WHAT THIS TASK INVOLVES: Each record must be printed again exactly as given.

(Dataset excerpts)
*** Begin section ***
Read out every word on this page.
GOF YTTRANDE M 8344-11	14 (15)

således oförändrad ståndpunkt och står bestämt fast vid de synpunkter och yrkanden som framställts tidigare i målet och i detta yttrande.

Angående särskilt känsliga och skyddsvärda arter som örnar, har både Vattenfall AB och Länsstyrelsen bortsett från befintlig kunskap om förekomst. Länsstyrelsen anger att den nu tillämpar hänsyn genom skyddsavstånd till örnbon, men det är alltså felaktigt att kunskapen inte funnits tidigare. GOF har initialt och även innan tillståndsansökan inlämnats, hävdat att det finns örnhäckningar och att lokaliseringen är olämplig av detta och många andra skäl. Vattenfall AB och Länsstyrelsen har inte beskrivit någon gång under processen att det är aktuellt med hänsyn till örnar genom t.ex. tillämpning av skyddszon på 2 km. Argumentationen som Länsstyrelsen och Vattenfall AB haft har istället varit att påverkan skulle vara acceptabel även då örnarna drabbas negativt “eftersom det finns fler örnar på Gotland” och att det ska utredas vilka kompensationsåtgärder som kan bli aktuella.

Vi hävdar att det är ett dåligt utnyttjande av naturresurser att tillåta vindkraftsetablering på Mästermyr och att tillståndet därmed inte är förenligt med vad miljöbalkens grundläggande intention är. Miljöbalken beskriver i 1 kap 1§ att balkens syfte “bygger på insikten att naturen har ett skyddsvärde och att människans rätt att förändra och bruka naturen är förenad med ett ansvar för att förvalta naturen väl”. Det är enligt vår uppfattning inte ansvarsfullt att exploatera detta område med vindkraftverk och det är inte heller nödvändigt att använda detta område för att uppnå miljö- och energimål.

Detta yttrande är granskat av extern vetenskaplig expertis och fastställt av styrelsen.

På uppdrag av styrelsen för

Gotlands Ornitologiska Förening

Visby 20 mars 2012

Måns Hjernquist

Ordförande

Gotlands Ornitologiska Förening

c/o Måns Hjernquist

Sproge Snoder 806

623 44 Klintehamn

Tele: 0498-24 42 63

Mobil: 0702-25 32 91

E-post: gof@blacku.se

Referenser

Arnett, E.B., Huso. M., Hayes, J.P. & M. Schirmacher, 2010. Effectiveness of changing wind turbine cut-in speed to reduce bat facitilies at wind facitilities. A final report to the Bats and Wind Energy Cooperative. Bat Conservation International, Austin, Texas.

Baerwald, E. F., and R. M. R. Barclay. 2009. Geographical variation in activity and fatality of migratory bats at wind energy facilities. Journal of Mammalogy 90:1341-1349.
*** End section ***
ANSWER TO THIS EXERCISE:
Read out every word on this page.
GOF YTTRANDE M 8344-11	14 (15)

således oförändrad ståndpunkt och står bestämt fast vid de synpunkter och yrkanden som framställts tidigare i målet och i detta yttrande.

Angående särskilt känsliga och skyddsvärda arter som örnar, har både Vattenfall AB och Länsstyrelsen bortsett från befintlig kunskap om förekomst. Länsstyrelsen anger att den nu tillämpar hänsyn genom skyddsavstånd till örnbon, men det är alltså felaktigt att kunskapen inte funnits tidigare. GOF har initialt och även innan tillståndsansökan inlämnats, hävdat att det finns örnhäckningar och att lokaliseringen är olämplig av detta och många andra skäl. Vattenfall AB och Länsstyrelsen har inte beskrivit någon gång under processen att det är aktuellt med hänsyn till örnar genom t.ex. tillämpning av skyddszon på 2 km. Argumentationen som Länsstyrelsen och Vattenfall AB haft har istället varit att påverkan skulle vara acceptabel även då örnarna drabbas negativt “eftersom det finns fler örnar på Gotland” och att det ska utredas vilka kompensationsåtgärder som kan bli aktuella.

Vi hävdar att det är ett dåligt utnyttjande av naturresurser att tillåta vindkraftsetablering på Mästermyr och att tillståndet därmed inte är förenligt med vad miljöbalkens grundläggande intention är. Miljöbalken beskriver i 1 kap 1§ att balkens syfte “bygger på insikten att naturen har ett skyddsvärde och att människans rätt att förändra och bruka naturen är förenad med ett ansvar för att förvalta naturen väl”. Det är enligt vår uppfattning inte ansvarsfullt att exploatera detta område med vindkraftverk och det är inte heller nödvändigt att använda detta område för att uppnå miljö- och energimål.

Detta yttrande är granskat av extern vetenskaplig expertis och fastställt av styrelsen.

På uppdrag av styrelsen för

Gotlands Ornitologiska Förening

Visby 20 mars 2012

Måns Hjernquist

Ordförande

Gotlands Ornitologiska Förening

c/o Måns Hjernquist

Sproge Snoder 806

623 44 Klintehamn

Tele: 0498-24 42 63

Mobil: 0702-25 32 91

E-post: gof@blacku.se

Referenser

Arnett, E.B., Huso. M., Hayes, J.P. & M. Schirmacher, 2010. Effectiveness of changing wind turbine cut-in speed to reduce bat facitilies at wind facitilities. A final report to the Bats and Wind Energy Cooperative. Bat Conservation International, Austin, Texas.

Baerwald, E. F., and R. M. R. Barclay. 2009. Geographical variation in activity and fatality of migratory bats at wind energy facilities. Journal of Mammalogy 90:1341-1349.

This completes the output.